>>

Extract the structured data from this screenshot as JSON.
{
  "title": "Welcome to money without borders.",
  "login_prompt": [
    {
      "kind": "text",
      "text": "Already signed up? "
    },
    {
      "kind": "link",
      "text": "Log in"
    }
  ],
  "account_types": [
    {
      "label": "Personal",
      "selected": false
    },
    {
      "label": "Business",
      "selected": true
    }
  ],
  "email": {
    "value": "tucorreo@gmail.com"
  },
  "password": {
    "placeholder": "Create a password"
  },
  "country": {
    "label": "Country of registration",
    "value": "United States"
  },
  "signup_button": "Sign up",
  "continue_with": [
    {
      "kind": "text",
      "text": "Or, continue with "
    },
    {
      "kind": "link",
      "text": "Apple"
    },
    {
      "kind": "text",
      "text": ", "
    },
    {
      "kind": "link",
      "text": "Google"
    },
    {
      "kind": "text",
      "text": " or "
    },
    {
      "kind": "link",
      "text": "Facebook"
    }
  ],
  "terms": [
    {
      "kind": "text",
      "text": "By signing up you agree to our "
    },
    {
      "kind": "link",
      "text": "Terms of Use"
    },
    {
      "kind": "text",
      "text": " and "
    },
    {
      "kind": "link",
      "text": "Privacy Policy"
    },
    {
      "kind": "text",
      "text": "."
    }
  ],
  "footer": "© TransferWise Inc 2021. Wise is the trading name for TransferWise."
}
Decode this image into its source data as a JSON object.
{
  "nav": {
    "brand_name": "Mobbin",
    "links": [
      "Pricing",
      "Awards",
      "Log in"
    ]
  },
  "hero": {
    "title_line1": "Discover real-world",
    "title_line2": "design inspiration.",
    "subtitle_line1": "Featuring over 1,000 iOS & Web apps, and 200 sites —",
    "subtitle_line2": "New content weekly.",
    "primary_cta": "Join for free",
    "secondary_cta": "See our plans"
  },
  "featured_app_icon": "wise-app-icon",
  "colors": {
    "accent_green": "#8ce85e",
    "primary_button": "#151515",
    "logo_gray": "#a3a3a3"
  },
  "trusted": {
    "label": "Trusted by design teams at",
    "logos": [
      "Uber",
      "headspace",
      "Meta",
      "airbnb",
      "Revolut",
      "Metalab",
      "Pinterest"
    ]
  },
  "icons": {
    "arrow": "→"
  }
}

<<

JOB:
Retype all of the data shown above, word for word.

OUTPUT FOR THIS EXERCISE:
Extract the structured data from this screenshot as JSON.
{
  "title": "Welcome to money without borders.",
  "login_prompt": [
    {
      "kind": "text",
      "text": "Already signed up? "
    },
    {
      "kind": "link",
      "text": "Log in"
    }
  ],
  "account_types": [
    {
      "label": "Personal",
      "selected": false
    },
    {
      "label": "Business",
      "selected": true
    }
  ],
  "email": {
    "value": "tucorreo@gmail.com"
  },
  "password": {
    "placeholder": "Create a password"
  },
  "country": {
    "label": "Country of registration",
    "value": "United States"
  },
  "signup_button": "Sign up",
  "continue_with": [
    {
      "kind": "text",
      "text": "Or, continue with "
    },
    {
      "kind": "link",
      "text": "Apple"
    },
    {
      "kind": "text",
      "text": ", "
    },
    {
      "kind": "link",
      "text": "Google"
    },
    {
      "kind": "text",
      "text": " or "
    },
    {
      "kind": "link",
      "text": "Facebook"
    }
  ],
  "terms": [
    {
      "kind": "text",
      "text": "By signing up you agree to our "
    },
    {
      "kind": "link",
      "text": "Terms of Use"
    },
    {
      "kind": "text",
      "text": " and "
    },
    {
      "kind": "link",
      "text": "Privacy Policy"
    },
    {
      "kind": "text",
      "text": "."
    }
  ],
  "footer": "© TransferWise Inc 2021. Wise is the trading name for TransferWise."
}
Decode this image into its source data as a JSON object.
{
  "nav": {
    "brand_name": "Mobbin",
    "links": [
      "Pricing",
      "Awards",
      "Log in"
    ]
  },
  "hero": {
    "title_line1": "Discover real-world",
    "title_line2": "design inspiration.",
    "subtitle_line1": "Featuring over 1,000 iOS & Web apps, and 200 sites —",
    "subtitle_line2": "New content weekly.",
    "primary_cta": "Join for free",
    "secondary_cta": "See our plans"
  },
  "featured_app_icon": "wise-app-icon",
  "colors": {
    "accent_green": "#8ce85e",
    "primary_button": "#151515",
    "logo_gray": "#a3a3a3"
  },
  "trusted": {
    "label": "Trusted by design teams at",
    "logos": [
      "Uber",
      "headspace",
      "Meta",
      "airbnb",
      "Revolut",
      "Metalab",
      "Pinterest"
    ]
  },
  "icons": {
    "arrow": "→"
  }
}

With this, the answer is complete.